• EXERCISE TASK
Gather each line of the records where "type" appears.

==== STORED DATA

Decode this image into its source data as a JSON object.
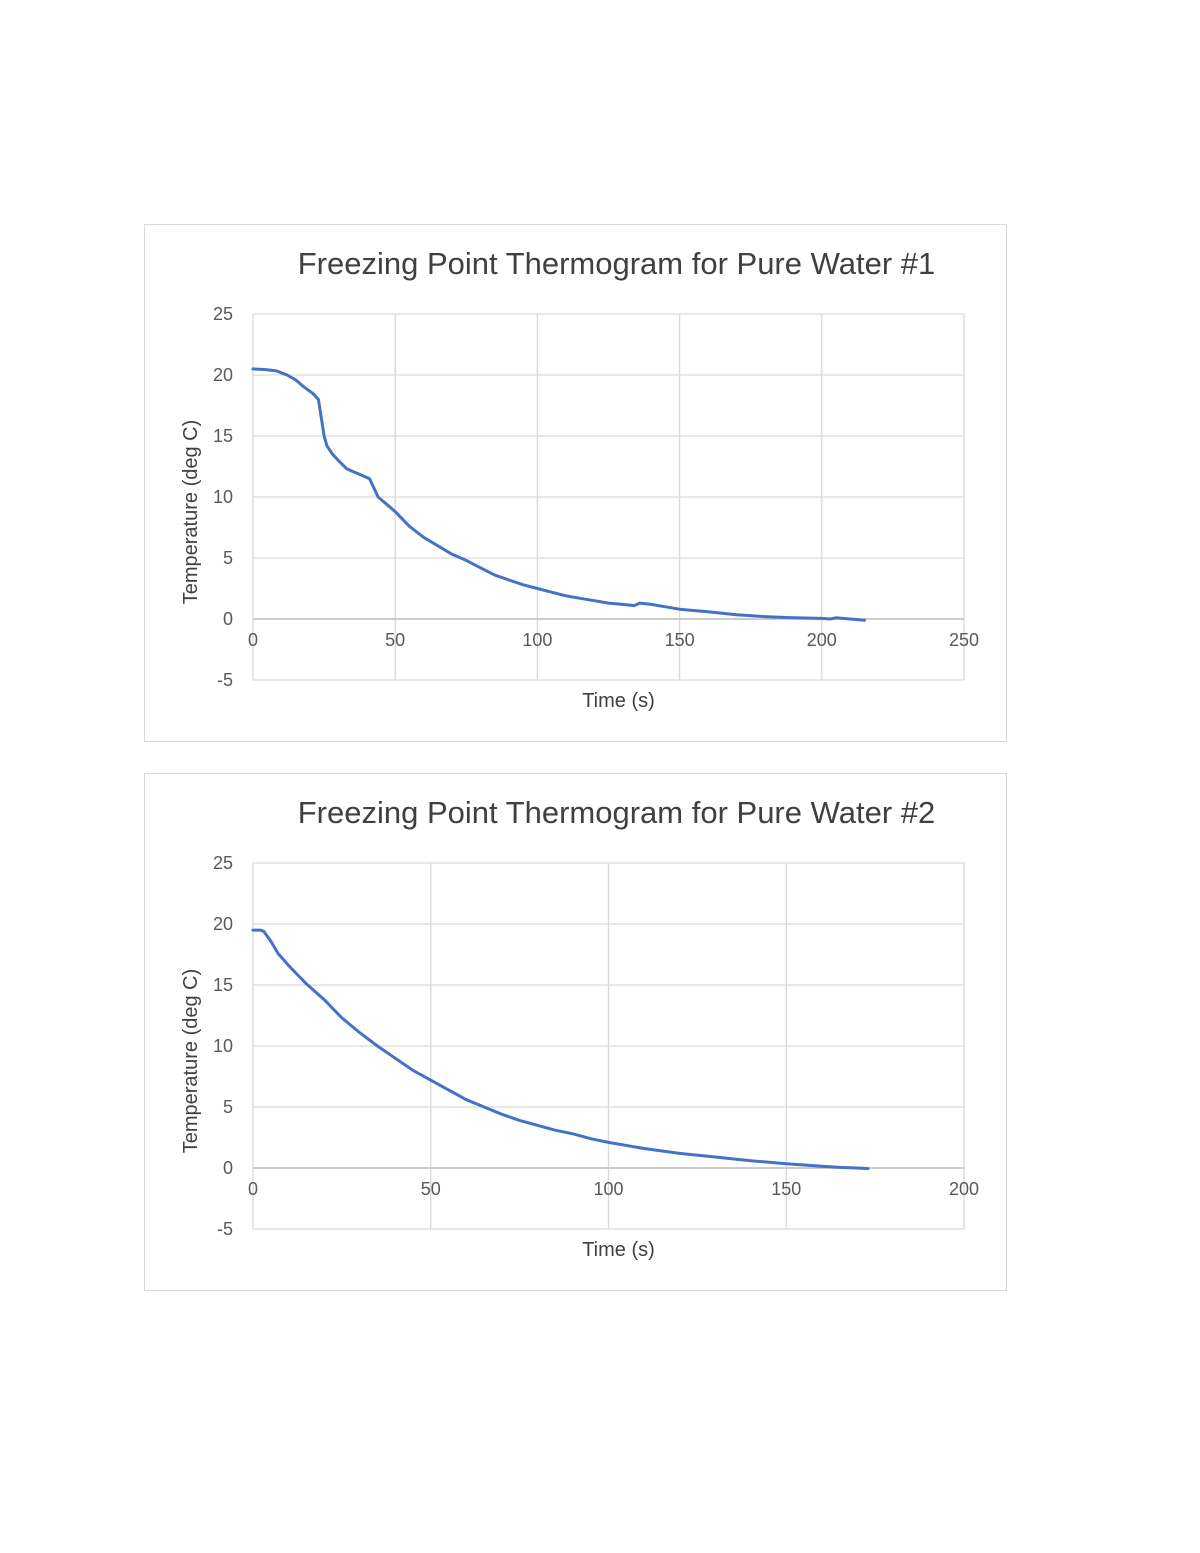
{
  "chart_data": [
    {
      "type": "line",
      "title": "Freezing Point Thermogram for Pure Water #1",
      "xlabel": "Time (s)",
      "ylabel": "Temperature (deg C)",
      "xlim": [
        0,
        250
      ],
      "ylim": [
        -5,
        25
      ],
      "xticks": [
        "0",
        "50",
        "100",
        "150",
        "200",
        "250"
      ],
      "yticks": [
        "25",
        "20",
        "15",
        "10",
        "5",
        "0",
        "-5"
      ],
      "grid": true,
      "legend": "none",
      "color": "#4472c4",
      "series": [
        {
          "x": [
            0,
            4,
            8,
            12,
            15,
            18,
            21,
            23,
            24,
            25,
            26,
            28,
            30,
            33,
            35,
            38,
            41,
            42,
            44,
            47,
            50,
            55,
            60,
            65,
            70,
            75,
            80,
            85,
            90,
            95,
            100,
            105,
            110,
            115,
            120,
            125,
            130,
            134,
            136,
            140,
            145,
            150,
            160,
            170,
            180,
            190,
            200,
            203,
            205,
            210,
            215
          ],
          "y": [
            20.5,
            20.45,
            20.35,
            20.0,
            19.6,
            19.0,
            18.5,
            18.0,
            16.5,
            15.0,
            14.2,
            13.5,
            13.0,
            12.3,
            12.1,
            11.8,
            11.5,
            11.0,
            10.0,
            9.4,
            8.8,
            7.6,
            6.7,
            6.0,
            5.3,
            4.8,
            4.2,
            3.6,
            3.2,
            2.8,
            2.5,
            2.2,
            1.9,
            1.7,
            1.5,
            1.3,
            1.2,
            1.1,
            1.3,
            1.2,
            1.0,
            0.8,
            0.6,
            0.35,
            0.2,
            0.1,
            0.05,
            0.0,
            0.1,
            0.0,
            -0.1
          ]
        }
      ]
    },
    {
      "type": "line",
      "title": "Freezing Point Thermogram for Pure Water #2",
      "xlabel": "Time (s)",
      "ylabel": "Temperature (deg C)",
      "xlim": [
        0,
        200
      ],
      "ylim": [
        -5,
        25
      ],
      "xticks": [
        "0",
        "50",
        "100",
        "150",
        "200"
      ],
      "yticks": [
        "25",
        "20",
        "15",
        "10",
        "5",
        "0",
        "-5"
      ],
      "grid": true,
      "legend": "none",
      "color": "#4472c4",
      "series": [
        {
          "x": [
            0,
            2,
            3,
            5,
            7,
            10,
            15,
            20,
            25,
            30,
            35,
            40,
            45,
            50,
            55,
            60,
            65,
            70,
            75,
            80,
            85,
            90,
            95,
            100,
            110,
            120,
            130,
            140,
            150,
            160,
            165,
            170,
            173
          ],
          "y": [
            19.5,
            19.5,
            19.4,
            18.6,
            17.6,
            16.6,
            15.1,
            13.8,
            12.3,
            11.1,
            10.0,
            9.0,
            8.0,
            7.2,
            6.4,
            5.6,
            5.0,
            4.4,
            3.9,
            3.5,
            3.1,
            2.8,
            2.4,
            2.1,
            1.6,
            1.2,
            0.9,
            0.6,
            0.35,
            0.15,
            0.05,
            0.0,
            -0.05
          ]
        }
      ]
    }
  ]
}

========
==== STORED DATA

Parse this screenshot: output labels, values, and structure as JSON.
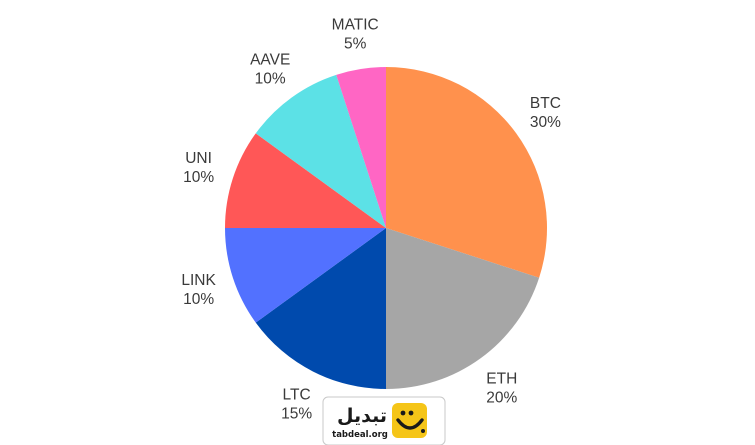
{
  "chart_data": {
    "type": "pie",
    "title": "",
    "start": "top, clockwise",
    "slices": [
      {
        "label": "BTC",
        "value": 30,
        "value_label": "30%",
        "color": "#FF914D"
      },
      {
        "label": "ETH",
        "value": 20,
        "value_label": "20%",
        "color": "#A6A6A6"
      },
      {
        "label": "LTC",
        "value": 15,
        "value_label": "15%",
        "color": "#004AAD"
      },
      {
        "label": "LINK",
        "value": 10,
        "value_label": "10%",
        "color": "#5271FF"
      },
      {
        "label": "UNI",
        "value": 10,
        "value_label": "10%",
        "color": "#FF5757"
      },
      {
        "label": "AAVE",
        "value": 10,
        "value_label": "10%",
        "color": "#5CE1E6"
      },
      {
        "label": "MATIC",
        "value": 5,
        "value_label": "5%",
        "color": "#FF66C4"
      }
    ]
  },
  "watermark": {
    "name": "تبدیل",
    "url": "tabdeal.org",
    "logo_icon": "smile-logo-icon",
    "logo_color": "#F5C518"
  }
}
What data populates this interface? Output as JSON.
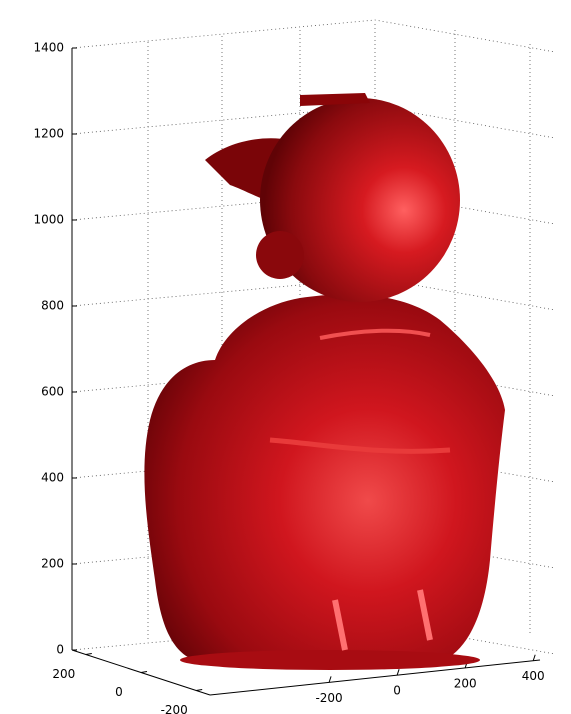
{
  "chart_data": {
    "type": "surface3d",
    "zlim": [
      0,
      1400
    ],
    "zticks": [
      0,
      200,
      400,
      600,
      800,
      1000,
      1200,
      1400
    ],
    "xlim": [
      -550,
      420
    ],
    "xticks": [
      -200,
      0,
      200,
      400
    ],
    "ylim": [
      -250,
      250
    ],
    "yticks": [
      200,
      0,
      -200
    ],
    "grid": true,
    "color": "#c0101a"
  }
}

========

• SOLUTION FOR THIS TASK
      "type": "line",
      "type": "line",
    "type": "pie",
    "type": "surface3d",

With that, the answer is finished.